→ WHAT TO DO
Write every record out again exactly as given.

→ DATA LISTING
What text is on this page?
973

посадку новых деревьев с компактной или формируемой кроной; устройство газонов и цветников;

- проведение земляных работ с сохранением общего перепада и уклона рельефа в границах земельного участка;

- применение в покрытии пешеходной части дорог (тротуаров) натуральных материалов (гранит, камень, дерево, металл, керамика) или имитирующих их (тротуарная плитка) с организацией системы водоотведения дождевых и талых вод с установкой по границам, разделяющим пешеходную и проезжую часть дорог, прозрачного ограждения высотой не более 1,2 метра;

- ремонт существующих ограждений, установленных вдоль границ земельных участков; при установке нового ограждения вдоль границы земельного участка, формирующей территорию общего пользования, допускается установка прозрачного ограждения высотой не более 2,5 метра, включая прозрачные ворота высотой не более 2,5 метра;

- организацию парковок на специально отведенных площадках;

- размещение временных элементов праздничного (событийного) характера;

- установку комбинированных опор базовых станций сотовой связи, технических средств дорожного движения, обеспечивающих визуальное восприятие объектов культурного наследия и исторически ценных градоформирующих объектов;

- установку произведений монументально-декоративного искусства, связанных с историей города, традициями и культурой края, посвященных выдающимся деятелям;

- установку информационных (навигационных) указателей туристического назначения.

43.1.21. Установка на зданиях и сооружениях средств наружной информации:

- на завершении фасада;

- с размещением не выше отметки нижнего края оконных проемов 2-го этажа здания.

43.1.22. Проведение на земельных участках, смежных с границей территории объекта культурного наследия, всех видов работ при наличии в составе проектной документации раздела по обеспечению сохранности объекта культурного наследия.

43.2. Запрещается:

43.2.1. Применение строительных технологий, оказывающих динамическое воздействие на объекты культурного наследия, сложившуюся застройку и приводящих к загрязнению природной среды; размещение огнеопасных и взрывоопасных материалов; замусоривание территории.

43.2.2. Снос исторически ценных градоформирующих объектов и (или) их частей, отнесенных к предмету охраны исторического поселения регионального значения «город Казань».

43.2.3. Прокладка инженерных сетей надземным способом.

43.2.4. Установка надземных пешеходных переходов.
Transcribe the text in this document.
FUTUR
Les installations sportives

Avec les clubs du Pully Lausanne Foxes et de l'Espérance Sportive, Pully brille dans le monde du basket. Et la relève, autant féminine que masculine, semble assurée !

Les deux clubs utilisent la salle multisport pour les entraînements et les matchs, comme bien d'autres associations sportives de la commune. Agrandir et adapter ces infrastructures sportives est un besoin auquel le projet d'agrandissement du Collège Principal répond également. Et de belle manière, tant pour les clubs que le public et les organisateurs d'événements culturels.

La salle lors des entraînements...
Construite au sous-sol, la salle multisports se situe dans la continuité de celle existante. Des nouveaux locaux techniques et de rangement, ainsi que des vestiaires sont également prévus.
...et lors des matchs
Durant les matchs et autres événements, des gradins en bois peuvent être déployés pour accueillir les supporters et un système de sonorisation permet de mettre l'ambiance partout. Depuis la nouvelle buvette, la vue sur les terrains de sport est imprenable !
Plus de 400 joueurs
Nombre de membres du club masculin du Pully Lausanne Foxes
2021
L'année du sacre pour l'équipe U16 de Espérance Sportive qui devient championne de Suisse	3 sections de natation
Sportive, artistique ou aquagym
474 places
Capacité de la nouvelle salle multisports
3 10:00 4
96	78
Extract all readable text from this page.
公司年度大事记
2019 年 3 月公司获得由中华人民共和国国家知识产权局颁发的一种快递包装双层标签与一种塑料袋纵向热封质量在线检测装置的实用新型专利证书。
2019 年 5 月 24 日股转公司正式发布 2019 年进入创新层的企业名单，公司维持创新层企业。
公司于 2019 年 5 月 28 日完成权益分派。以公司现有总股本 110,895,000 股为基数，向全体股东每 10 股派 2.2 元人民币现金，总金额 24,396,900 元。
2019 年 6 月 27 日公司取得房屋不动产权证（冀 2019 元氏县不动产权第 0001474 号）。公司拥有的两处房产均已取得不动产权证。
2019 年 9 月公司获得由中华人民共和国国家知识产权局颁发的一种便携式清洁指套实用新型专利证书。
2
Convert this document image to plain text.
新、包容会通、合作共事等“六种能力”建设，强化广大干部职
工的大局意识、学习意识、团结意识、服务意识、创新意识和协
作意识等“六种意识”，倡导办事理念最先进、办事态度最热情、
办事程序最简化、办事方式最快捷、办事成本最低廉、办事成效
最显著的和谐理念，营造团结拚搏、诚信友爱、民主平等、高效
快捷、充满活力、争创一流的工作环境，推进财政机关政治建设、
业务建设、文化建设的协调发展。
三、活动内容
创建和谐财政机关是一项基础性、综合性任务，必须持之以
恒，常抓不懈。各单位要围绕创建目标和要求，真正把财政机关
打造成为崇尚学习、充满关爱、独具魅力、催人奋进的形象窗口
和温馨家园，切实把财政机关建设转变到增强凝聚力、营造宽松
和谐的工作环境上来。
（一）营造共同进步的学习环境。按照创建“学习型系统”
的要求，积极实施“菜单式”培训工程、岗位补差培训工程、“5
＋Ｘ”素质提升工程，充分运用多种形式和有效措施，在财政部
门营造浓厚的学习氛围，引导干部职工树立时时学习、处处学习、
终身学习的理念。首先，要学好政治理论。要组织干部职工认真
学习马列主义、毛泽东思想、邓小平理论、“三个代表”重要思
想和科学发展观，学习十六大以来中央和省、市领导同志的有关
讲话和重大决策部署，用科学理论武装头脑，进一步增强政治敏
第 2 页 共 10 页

→ SOLUTION BELOW
What text is on this page?
973

посадку новых деревьев с компактной или формируемой кроной; устройство газонов и цветников;

- проведение земляных работ с сохранением общего перепада и уклона рельефа в границах земельного участка;

- применение в покрытии пешеходной части дорог (тротуаров) натуральных материалов (гранит, камень, дерево, металл, керамика) или имитирующих их (тротуарная плитка) с организацией системы водоотведения дождевых и талых вод с установкой по границам, разделяющим пешеходную и проезжую часть дорог, прозрачного ограждения высотой не более 1,2 метра;

- ремонт существующих ограждений, установленных вдоль границ земельных участков; при установке нового ограждения вдоль границы земельного участка, формирующей территорию общего пользования, допускается установка прозрачного ограждения высотой не более 2,5 метра, включая прозрачные ворота высотой не более 2,5 метра;

- организацию парковок на специально отведенных площадках;

- размещение временных элементов праздничного (событийного) характера;

- установку комбинированных опор базовых станций сотовой связи, технических средств дорожного движения, обеспечивающих визуальное восприятие объектов культурного наследия и исторически ценных градоформирующих объектов;

- установку произведений монументально-декоративного искусства, связанных с историей города, традициями и культурой края, посвященных выдающимся деятелям;

- установку информационных (навигационных) указателей туристического назначения.

43.1.21. Установка на зданиях и сооружениях средств наружной информации:

- на завершении фасада;

- с размещением не выше отметки нижнего края оконных проемов 2-го этажа здания.

43.1.22. Проведение на земельных участках, смежных с границей территории объекта культурного наследия, всех видов работ при наличии в составе проектной документации раздела по обеспечению сохранности объекта культурного наследия.

43.2. Запрещается:

43.2.1. Применение строительных технологий, оказывающих динамическое воздействие на объекты культурного наследия, сложившуюся застройку и приводящих к загрязнению природной среды; размещение огнеопасных и взрывоопасных материалов; замусоривание территории.

43.2.2. Снос исторически ценных градоформирующих объектов и (или) их частей, отнесенных к предмету охраны исторического поселения регионального значения «город Казань».

43.2.3. Прокладка инженерных сетей надземным способом.

43.2.4. Установка надземных пешеходных переходов.
Transcribe the text in this document.
FUTUR
Les installations sportives

Avec les clubs du Pully Lausanne Foxes et de l'Espérance Sportive, Pully brille dans le monde du basket. Et la relève, autant féminine que masculine, semble assurée !

Les deux clubs utilisent la salle multisport pour les entraînements et les matchs, comme bien d'autres associations sportives de la commune. Agrandir et adapter ces infrastructures sportives est un besoin auquel le projet d'agrandissement du Collège Principal répond également. Et de belle manière, tant pour les clubs que le public et les organisateurs d'événements culturels.

La salle lors des entraînements...
Construite au sous-sol, la salle multisports se situe dans la continuité de celle existante. Des nouveaux locaux techniques et de rangement, ainsi que des vestiaires sont également prévus.
...et lors des matchs
Durant les matchs et autres événements, des gradins en bois peuvent être déployés pour accueillir les supporters et un système de sonorisation permet de mettre l'ambiance partout. Depuis la nouvelle buvette, la vue sur les terrains de sport est imprenable !
Plus de 400 joueurs
Nombre de membres du club masculin du Pully Lausanne Foxes
2021
L'année du sacre pour l'équipe U16 de Espérance Sportive qui devient championne de Suisse	3 sections de natation
Sportive, artistique ou aquagym
474 places
Capacité de la nouvelle salle multisports
3 10:00 4
96	78
Extract all readable text from this page.
公司年度大事记
2019 年 3 月公司获得由中华人民共和国国家知识产权局颁发的一种快递包装双层标签与一种塑料袋纵向热封质量在线检测装置的实用新型专利证书。
2019 年 5 月 24 日股转公司正式发布 2019 年进入创新层的企业名单，公司维持创新层企业。
公司于 2019 年 5 月 28 日完成权益分派。以公司现有总股本 110,895,000 股为基数，向全体股东每 10 股派 2.2 元人民币现金，总金额 24,396,900 元。
2019 年 6 月 27 日公司取得房屋不动产权证（冀 2019 元氏县不动产权第 0001474 号）。公司拥有的两处房产均已取得不动产权证。
2019 年 9 月公司获得由中华人民共和国国家知识产权局颁发的一种便携式清洁指套实用新型专利证书。
2
Convert this document image to plain text.
新、包容会通、合作共事等“六种能力”建设，强化广大干部职
工的大局意识、学习意识、团结意识、服务意识、创新意识和协
作意识等“六种意识”，倡导办事理念最先进、办事态度最热情、
办事程序最简化、办事方式最快捷、办事成本最低廉、办事成效
最显著的和谐理念，营造团结拚搏、诚信友爱、民主平等、高效
快捷、充满活力、争创一流的工作环境，推进财政机关政治建设、
业务建设、文化建设的协调发展。
三、活动内容
创建和谐财政机关是一项基础性、综合性任务，必须持之以
恒，常抓不懈。各单位要围绕创建目标和要求，真正把财政机关
打造成为崇尚学习、充满关爱、独具魅力、催人奋进的形象窗口
和温馨家园，切实把财政机关建设转变到增强凝聚力、营造宽松
和谐的工作环境上来。
（一）营造共同进步的学习环境。按照创建“学习型系统”
的要求，积极实施“菜单式”培训工程、岗位补差培训工程、“5
＋Ｘ”素质提升工程，充分运用多种形式和有效措施，在财政部
门营造浓厚的学习氛围，引导干部职工树立时时学习、处处学习、
终身学习的理念。首先，要学好政治理论。要组织干部职工认真
学习马列主义、毛泽东思想、邓小平理论、“三个代表”重要思
想和科学发展观，学习十六大以来中央和省、市领导同志的有关
讲话和重大决策部署，用科学理论武装头脑，进一步增强政治敏
第 2 页 共 10 页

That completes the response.